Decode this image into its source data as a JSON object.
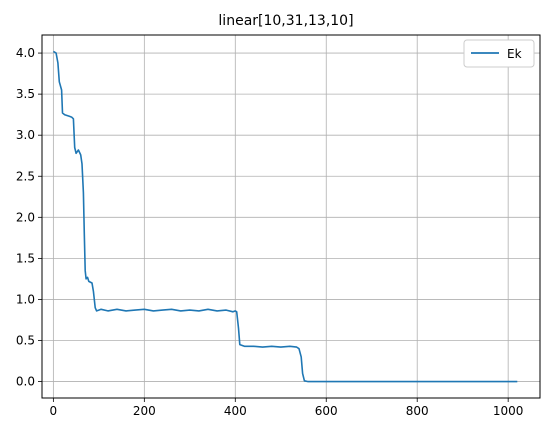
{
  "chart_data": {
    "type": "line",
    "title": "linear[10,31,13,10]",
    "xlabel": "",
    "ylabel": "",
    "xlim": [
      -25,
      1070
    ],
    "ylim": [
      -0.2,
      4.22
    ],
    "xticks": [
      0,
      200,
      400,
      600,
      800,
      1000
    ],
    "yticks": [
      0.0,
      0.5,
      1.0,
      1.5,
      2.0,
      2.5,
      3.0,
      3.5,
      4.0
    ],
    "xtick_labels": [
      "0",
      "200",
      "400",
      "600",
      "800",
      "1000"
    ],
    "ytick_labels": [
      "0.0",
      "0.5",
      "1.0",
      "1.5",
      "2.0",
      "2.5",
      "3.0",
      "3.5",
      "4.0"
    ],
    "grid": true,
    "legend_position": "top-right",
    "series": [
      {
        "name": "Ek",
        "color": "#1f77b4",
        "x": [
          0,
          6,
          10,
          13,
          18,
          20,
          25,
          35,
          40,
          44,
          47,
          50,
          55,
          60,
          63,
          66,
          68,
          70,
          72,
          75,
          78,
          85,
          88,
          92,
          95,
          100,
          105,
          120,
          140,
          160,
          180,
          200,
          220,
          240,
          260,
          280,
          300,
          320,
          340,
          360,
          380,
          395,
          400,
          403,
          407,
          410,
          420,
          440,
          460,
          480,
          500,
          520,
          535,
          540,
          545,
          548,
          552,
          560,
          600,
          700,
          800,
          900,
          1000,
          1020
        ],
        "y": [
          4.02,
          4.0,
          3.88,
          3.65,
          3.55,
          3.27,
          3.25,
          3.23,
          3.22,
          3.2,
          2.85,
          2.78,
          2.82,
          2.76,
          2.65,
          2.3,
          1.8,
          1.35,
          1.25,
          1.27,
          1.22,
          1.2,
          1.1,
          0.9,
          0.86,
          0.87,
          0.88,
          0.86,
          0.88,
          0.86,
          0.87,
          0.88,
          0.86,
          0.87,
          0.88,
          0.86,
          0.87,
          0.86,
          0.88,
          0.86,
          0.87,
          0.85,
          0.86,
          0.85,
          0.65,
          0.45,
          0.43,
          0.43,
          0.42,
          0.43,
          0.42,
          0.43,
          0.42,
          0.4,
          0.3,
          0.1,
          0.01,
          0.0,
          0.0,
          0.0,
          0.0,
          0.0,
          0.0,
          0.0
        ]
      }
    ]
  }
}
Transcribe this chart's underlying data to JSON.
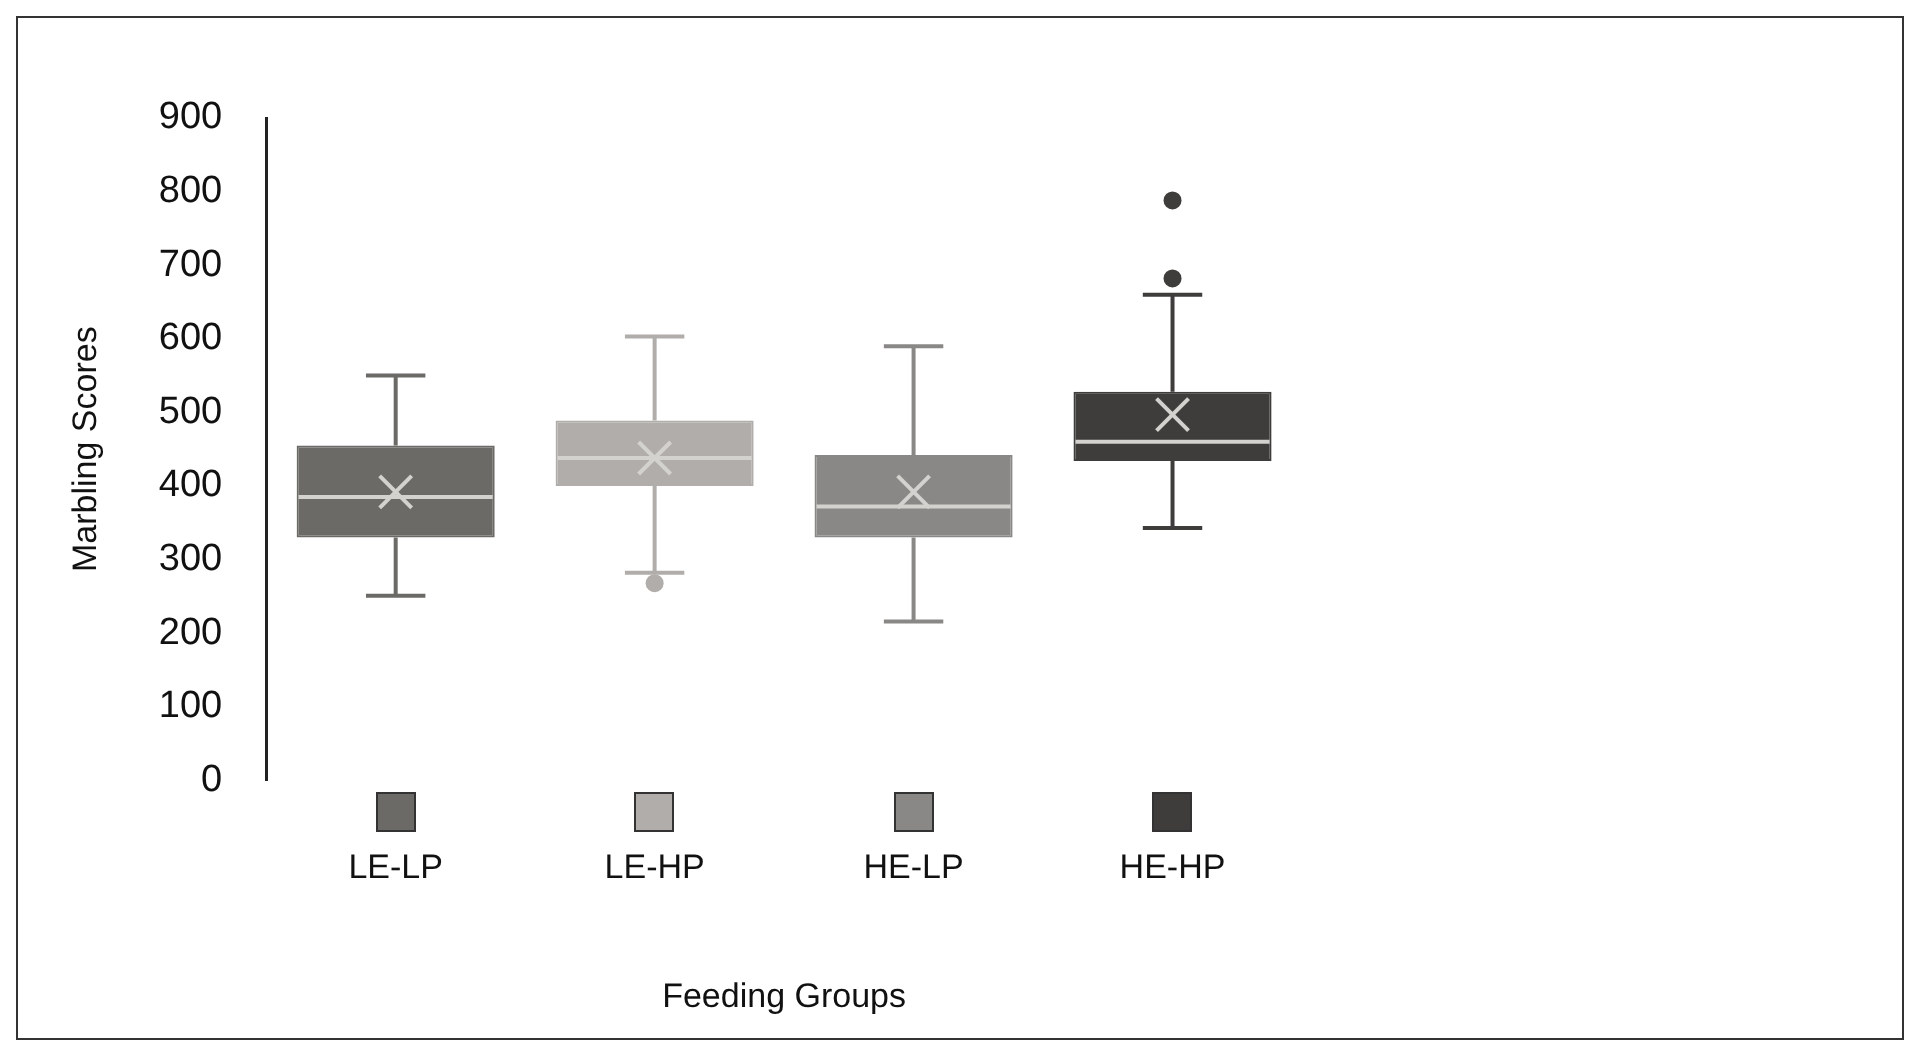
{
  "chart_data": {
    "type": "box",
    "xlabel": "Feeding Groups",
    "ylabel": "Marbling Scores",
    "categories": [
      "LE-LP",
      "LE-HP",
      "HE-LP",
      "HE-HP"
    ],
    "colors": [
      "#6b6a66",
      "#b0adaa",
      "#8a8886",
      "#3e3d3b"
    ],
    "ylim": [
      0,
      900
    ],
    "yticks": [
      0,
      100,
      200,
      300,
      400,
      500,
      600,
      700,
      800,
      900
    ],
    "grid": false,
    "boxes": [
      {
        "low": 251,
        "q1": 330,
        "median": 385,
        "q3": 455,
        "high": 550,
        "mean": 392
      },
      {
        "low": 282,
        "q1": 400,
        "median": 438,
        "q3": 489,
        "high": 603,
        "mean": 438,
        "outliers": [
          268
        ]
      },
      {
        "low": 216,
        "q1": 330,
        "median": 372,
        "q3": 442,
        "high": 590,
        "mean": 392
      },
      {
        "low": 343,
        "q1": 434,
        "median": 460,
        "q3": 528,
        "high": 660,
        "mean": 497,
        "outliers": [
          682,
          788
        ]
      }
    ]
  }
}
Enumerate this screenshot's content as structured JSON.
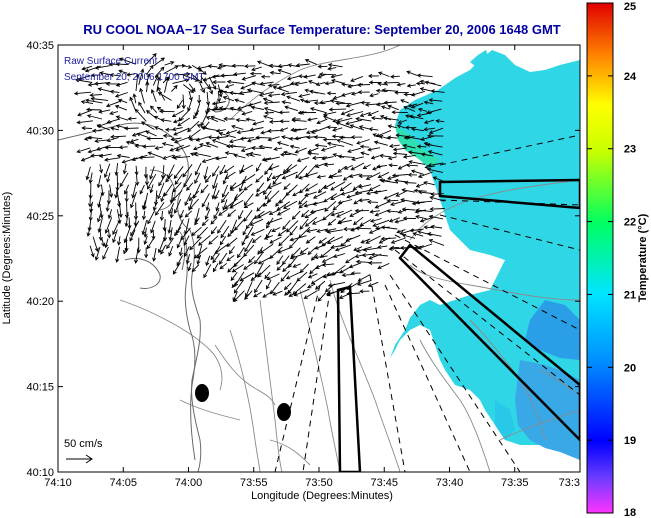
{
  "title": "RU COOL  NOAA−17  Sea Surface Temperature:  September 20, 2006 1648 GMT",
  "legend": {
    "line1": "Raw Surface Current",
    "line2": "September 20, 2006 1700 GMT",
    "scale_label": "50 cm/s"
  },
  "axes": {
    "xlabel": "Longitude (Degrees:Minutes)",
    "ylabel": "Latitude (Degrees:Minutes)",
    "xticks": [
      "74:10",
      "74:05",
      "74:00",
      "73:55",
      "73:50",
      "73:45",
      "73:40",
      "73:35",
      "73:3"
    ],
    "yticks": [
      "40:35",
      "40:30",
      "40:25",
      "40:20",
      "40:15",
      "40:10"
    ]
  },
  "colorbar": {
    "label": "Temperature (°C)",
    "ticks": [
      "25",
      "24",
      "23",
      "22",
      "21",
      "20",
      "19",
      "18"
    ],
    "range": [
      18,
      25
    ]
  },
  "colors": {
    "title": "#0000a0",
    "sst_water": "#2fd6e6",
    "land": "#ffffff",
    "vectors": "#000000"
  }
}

:::::

WRITTEN EXERCISE:
The entries above are to be returned exactly, without their pictures.

RESULT FOR THIS TASK:
Decode this image into its source data as a JSON object.
{
  "chart_data": {
    "type": "line",
    "title": "linear[10,31,13,10]",
    "xlabel": "",
    "ylabel": "",
    "xlim": [
      -25,
      1070
    ],
    "ylim": [
      -0.2,
      4.22
    ],
    "xticks": [
      0,
      200,
      400,
      600,
      800,
      1000
    ],
    "yticks": [
      0.0,
      0.5,
      1.0,
      1.5,
      2.0,
      2.5,
      3.0,
      3.5,
      4.0
    ],
    "xtick_labels": [
      "0",
      "200",
      "400",
      "600",
      "800",
      "1000"
    ],
    "ytick_labels": [
      "0.0",
      "0.5",
      "1.0",
      "1.5",
      "2.0",
      "2.5",
      "3.0",
      "3.5",
      "4.0"
    ],
    "grid": true,
    "legend_position": "top-right",
    "series": [
      {
        "name": "Ek",
        "color": "#1f77b4",
        "x": [
          0,
          6,
          10,
          13,
          18,
          20,
          25,
          35,
          40,
          44,
          47,
          50,
          55,
          60,
          63,
          66,
          68,
          70,
          72,
          75,
          78,
          85,
          88,
          92,
          95,
          100,
          105,
          120,
          140,
          160,
          180,
          200,
          220,
          240,
          260,
          280,
          300,
          320,
          340,
          360,
          380,
          395,
          400,
          403,
          407,
          410,
          420,
          440,
          460,
          480,
          500,
          520,
          535,
          540,
          545,
          548,
          552,
          560,
          600,
          700,
          800,
          900,
          1000,
          1020
        ],
        "y": [
          4.02,
          4.0,
          3.88,
          3.65,
          3.55,
          3.27,
          3.25,
          3.23,
          3.22,
          3.2,
          2.85,
          2.78,
          2.82,
          2.76,
          2.65,
          2.3,
          1.8,
          1.35,
          1.25,
          1.27,
          1.22,
          1.2,
          1.1,
          0.9,
          0.86,
          0.87,
          0.88,
          0.86,
          0.88,
          0.86,
          0.87,
          0.88,
          0.86,
          0.87,
          0.88,
          0.86,
          0.87,
          0.86,
          0.88,
          0.86,
          0.87,
          0.85,
          0.86,
          0.85,
          0.65,
          0.45,
          0.43,
          0.43,
          0.42,
          0.43,
          0.42,
          0.43,
          0.42,
          0.4,
          0.3,
          0.1,
          0.01,
          0.0,
          0.0,
          0.0,
          0.0,
          0.0,
          0.0,
          0.0
        ]
      }
    ]
  }
}
Transcribe this chart's underlying data to JSON.
{
  "chart_data": {
    "type": "box",
    "xlabel": "Feeding Groups",
    "ylabel": "Marbling Scores",
    "categories": [
      "LE-LP",
      "LE-HP",
      "HE-LP",
      "HE-HP"
    ],
    "colors": [
      "#6b6a66",
      "#b0adaa",
      "#8a8886",
      "#3e3d3b"
    ],
    "ylim": [
      0,
      900
    ],
    "yticks": [
      0,
      100,
      200,
      300,
      400,
      500,
      600,
      700,
      800,
      900
    ],
    "grid": false,
    "boxes": [
      {
        "low": 251,
        "q1": 330,
        "median": 385,
        "q3": 455,
        "high": 550,
        "mean": 392
      },
      {
        "low": 282,
        "q1": 400,
        "median": 438,
        "q3": 489,
        "high": 603,
        "mean": 438,
        "outliers": [
          268
        ]
      },
      {
        "low": 216,
        "q1": 330,
        "median": 372,
        "q3": 442,
        "high": 590,
        "mean": 392
      },
      {
        "low": 343,
        "q1": 434,
        "median": 460,
        "q3": 528,
        "high": 660,
        "mean": 497,
        "outliers": [
          682,
          788
        ]
      }
    ]
  }
}
Enumerate this screenshot's content as structured JSON.
{
  "title": "RU COOL  NOAA−17  Sea Surface Temperature:  September 20, 2006 1648 GMT",
  "legend": {
    "line1": "Raw Surface Current",
    "line2": "September 20, 2006 1700 GMT",
    "scale_label": "50 cm/s"
  },
  "axes": {
    "xlabel": "Longitude (Degrees:Minutes)",
    "ylabel": "Latitude (Degrees:Minutes)",
    "xticks": [
      "74:10",
      "74:05",
      "74:00",
      "73:55",
      "73:50",
      "73:45",
      "73:40",
      "73:35",
      "73:3"
    ],
    "yticks": [
      "40:35",
      "40:30",
      "40:25",
      "40:20",
      "40:15",
      "40:10"
    ]
  },
  "colorbar": {
    "label": "Temperature (°C)",
    "ticks": [
      "25",
      "24",
      "23",
      "22",
      "21",
      "20",
      "19",
      "18"
    ],
    "range": [
      18,
      25
    ]
  },
  "colors": {
    "title": "#0000a0",
    "sst_water": "#2fd6e6",
    "land": "#ffffff",
    "vectors": "#000000"
  }
}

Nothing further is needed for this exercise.